Extract provided:

========================

TRACKING THE EARLY DEVELOPMENT AND FUNCTIONAL DIVERSITY OF THE ZEBRAFISH LOCUS COERULEUS AND NORADRENERGIC SYSTEM

The locus coeruleus (LC) is a small, yet powerful brainstem nucleus that is highly conserved across vertebrate species. As the primary source of norepinephrine (NE) to the brain, the LC-NE system has been historically recognised as a global modulator of arousal, attention and overall brain states. Recent developments suggest that the LC is not a uniform structure but instead consists of heterogeneous subpopulations that drive its broad neuromodulatory effects. However, the mechanisms that drive LC-NE system heterogeneity remain poorly understood.
Here, we used larval zebrafish as a genetically accessible vertebrate model to characterise the structural and functional maturation of the LC-NE system in vivo. Using Tg(dbh:mScarlet) and confocal imaging, we quantified the development of the LC neuron number across early development and found rapid expansion from ~2 days post-fertilisation (dpf), reaching a more stable population from ~6dpf. This developmental stabilisation timepoint then guided subsequent functional imaging studies.
Using Tg(dbh:Gal4;UAS:GCaMP7c) and selective plane illumination microscopy, we recorded spontaneous calcium activity from the LC-NE population at this structurally mature stage. Unsupervised clustering of calcium activity revealed that spontaneous LC-NE activity can be organised into up to four spatially distinct functional clusters.
Together, these findings suggest that the LC-NE system rapidly reaches structural maturity quickly and exhibits functional specialisation by early larval stages. Future work will examine the contexts that drive these functional clusters, such as discrete neuromodulatory states, transitions in global brain state, or encoding of sensory information.

========================

What this exercise asks:
1 – In the text on the zebrafish locus coeruleus, from about what age does the number of LC neurons become more stable?
2 – Repeat the text on the zebrafish locus coeruleus word for word, from "Using Tg(dbh:Gal4;UAS:GCaMP7c) and" down to "distinct functional clusters.".
The rows that follow are not needed for any of this work.

========================

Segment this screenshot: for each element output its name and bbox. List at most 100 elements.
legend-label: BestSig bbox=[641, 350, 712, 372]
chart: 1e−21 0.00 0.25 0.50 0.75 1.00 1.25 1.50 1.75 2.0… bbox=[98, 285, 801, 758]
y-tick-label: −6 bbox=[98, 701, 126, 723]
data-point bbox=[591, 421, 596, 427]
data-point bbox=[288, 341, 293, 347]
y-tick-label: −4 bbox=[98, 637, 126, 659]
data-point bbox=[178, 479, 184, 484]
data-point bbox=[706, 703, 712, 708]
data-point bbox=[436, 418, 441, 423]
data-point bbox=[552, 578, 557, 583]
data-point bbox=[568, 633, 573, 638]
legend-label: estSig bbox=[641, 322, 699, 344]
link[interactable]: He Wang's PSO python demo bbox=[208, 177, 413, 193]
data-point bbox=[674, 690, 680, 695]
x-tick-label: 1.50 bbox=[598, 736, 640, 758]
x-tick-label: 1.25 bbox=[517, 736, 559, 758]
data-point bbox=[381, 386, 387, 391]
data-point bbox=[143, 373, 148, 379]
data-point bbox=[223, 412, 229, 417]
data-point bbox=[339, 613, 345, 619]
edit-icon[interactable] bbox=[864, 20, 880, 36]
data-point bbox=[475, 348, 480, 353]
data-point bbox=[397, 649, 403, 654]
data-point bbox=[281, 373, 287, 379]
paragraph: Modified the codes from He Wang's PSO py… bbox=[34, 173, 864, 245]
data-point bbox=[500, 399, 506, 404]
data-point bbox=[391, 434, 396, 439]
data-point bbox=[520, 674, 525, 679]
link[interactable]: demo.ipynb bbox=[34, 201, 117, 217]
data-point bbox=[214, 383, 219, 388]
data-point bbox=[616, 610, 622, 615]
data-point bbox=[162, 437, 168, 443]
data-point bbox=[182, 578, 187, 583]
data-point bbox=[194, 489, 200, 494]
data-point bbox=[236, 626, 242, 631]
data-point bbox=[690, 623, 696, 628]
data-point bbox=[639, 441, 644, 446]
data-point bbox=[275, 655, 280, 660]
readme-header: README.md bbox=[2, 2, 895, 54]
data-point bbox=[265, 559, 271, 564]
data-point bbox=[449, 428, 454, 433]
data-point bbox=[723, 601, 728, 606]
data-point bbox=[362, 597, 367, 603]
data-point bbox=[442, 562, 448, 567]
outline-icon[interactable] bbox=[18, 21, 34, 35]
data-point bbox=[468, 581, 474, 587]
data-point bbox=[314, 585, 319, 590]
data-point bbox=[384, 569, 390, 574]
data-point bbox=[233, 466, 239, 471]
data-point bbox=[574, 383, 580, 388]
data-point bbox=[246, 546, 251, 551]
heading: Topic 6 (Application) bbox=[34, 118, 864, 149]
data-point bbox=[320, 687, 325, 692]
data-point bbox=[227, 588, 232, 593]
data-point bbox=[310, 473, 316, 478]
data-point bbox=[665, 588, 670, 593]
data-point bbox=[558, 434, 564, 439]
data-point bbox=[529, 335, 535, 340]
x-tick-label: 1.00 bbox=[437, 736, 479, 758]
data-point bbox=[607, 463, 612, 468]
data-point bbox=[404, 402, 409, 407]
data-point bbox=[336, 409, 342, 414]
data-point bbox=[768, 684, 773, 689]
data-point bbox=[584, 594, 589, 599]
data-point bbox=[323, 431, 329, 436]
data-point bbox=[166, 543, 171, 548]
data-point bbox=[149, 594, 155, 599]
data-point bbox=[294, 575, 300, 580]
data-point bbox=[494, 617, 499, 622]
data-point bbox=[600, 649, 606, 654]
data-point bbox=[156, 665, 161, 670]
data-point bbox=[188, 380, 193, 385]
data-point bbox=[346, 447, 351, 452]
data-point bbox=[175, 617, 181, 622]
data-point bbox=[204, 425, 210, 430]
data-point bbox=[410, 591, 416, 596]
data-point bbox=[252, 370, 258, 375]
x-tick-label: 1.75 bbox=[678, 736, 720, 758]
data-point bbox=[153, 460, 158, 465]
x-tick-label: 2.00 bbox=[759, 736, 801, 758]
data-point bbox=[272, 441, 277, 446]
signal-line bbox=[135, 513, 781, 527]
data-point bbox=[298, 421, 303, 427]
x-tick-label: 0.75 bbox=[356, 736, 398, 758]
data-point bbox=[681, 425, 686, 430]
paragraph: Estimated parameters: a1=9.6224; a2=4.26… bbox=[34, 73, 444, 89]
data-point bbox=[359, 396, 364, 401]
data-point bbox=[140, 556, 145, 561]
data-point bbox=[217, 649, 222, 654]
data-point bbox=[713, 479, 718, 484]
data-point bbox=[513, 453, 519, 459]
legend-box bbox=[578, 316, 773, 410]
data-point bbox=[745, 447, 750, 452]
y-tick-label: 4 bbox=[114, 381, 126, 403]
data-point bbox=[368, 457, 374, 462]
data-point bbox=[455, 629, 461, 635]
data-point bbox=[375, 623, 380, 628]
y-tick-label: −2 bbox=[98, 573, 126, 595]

========================

Set of answers:
1 – From about 6 days post-fertilization.

2 –
Using Tg(dbh:Gal4;UAS:GCaMP7c) and selective plane illumination microscopy, we recorded spontaneous calcium activity from the LC-NE population at this structurally mature stage. Unsupervised clustering of calcium activity revealed that spontaneous LC-NE activity can be organised into up to four spatially distinct functional clusters.